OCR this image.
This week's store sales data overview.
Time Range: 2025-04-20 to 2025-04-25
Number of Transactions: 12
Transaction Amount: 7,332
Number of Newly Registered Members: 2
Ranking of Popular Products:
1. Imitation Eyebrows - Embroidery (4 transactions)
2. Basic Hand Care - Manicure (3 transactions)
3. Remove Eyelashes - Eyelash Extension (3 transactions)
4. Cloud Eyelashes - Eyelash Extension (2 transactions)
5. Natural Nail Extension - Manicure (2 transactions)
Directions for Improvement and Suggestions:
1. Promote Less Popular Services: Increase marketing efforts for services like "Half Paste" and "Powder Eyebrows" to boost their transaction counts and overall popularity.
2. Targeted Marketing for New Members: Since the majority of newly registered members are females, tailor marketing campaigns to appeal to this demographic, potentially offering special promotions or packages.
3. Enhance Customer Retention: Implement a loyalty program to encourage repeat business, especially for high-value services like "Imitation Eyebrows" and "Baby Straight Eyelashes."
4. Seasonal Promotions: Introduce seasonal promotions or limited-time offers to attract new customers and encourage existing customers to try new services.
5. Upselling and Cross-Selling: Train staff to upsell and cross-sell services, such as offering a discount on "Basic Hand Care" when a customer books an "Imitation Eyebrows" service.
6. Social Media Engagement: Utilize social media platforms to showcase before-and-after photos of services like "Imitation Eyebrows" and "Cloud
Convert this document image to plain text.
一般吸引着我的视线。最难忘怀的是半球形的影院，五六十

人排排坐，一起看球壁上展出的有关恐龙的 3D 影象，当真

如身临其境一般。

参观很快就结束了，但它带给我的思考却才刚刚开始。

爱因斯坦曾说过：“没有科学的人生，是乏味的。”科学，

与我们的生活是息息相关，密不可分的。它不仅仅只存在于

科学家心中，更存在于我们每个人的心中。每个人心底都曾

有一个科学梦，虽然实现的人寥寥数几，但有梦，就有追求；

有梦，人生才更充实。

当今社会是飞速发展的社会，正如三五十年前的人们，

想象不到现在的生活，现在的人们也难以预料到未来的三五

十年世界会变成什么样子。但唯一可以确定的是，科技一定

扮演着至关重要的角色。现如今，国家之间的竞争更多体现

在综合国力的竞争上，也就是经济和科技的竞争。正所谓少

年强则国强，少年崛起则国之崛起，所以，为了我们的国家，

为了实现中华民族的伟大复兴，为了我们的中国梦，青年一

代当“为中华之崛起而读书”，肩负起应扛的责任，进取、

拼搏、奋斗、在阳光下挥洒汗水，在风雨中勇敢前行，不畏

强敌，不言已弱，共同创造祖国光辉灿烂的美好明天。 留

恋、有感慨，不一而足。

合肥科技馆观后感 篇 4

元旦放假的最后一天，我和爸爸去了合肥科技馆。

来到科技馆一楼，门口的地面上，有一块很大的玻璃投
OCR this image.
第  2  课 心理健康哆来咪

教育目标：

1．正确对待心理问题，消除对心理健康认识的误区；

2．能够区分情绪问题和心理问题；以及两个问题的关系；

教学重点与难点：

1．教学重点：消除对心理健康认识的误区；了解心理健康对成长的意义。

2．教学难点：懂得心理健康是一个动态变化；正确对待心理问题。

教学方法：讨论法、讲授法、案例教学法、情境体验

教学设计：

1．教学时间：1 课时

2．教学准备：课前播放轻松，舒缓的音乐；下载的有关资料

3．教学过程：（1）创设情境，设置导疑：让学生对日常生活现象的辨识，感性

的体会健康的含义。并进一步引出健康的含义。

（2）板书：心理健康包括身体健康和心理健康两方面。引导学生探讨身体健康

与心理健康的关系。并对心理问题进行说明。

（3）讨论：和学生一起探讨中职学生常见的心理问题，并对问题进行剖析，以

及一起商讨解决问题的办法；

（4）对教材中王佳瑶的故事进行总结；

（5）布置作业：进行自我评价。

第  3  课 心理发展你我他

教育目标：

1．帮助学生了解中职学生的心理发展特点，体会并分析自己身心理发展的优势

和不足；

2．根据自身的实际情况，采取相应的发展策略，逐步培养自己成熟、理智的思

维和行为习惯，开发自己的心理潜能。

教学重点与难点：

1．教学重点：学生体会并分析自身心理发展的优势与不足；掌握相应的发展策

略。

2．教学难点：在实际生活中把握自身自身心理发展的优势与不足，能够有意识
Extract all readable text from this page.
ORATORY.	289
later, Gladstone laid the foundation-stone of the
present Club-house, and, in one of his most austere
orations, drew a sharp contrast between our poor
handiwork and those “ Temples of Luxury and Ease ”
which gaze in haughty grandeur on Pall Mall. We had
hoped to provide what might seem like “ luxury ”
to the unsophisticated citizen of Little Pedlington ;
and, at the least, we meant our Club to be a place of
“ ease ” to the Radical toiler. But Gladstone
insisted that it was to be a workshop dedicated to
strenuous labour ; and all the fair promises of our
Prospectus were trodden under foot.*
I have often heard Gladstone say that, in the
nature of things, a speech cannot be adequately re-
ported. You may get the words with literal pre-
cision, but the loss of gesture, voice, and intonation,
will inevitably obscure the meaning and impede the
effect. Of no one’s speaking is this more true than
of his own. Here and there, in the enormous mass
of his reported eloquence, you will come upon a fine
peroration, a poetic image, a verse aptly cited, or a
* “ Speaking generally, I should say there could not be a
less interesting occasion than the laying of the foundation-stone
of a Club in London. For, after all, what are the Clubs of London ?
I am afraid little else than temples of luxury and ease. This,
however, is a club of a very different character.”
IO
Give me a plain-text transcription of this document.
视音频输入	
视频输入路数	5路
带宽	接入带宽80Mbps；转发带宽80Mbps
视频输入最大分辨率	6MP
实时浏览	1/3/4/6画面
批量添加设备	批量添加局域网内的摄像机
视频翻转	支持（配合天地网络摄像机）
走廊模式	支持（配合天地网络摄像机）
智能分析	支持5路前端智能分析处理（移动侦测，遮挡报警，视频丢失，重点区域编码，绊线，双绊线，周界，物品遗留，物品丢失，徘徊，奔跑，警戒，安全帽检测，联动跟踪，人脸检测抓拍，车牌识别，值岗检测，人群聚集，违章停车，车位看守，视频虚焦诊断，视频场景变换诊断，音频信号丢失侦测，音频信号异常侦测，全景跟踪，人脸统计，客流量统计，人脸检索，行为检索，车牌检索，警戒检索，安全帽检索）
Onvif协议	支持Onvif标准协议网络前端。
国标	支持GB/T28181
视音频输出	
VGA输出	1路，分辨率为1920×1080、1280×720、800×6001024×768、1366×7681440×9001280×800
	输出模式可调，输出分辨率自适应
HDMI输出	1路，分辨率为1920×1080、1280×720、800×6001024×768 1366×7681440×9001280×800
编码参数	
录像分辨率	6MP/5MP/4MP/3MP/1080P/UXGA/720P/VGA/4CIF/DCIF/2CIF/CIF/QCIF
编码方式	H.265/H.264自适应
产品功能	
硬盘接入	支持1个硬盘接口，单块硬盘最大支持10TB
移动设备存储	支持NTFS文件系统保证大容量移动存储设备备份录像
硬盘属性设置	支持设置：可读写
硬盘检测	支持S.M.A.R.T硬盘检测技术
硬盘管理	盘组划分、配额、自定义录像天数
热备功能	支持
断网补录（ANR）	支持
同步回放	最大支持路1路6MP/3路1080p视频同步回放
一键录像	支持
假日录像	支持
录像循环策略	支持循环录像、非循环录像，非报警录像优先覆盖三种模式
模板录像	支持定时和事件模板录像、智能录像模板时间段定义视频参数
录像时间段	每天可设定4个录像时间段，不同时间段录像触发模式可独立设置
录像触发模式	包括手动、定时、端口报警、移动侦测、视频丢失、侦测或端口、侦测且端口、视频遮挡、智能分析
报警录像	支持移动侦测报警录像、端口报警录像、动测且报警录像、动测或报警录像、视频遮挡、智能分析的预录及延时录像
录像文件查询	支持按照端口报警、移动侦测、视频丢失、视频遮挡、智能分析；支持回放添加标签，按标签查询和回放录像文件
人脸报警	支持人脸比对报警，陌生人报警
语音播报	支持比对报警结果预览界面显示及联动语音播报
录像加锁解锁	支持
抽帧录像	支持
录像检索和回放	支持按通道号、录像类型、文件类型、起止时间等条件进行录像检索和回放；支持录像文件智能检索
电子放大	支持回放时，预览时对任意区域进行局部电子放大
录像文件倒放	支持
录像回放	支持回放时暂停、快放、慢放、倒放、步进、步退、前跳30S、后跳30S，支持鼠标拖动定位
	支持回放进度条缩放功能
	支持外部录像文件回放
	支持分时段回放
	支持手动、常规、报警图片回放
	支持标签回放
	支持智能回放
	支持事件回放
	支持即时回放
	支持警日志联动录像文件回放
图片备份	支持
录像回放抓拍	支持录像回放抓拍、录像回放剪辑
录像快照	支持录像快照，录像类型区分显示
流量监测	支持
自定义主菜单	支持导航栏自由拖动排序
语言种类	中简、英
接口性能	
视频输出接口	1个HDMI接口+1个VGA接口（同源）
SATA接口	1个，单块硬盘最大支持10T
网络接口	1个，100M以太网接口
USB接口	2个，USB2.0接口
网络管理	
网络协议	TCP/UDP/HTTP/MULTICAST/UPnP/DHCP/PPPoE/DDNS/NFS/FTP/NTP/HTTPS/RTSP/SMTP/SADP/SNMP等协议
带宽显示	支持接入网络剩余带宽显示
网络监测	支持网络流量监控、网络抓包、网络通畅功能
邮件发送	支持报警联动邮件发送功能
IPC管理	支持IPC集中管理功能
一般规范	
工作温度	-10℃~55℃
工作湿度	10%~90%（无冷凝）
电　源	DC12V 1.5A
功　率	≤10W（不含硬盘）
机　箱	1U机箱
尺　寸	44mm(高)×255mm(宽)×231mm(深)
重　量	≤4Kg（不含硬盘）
******
Set exercise: Where a line of the material above holds the string "services", copy that line.

Full response:
1. Promote Less Popular Services: Increase marketing efforts for services like "Half Paste" and "Powder Eyebrows" to boost their transaction counts and overall popularity.
3. Enhance Customer Retention: Implement a loyalty program to encourage repeat business, especially for high-value services like "Imitation Eyebrows" and "Baby Straight Eyelashes."
4. Seasonal Promotions: Introduce seasonal promotions or limited-time offers to attract new customers and encourage existing customers to try new services.
5. Upselling and Cross-Selling: Train staff to upsell and cross-sell services, such as offering a discount on "Basic Hand Care" when a customer books an "Imitation Eyebrows" service.
6. Social Media Engagement: Utilize social media platforms to showcase before-and-after photos of services like "Imitation Eyebrows" and "Cloud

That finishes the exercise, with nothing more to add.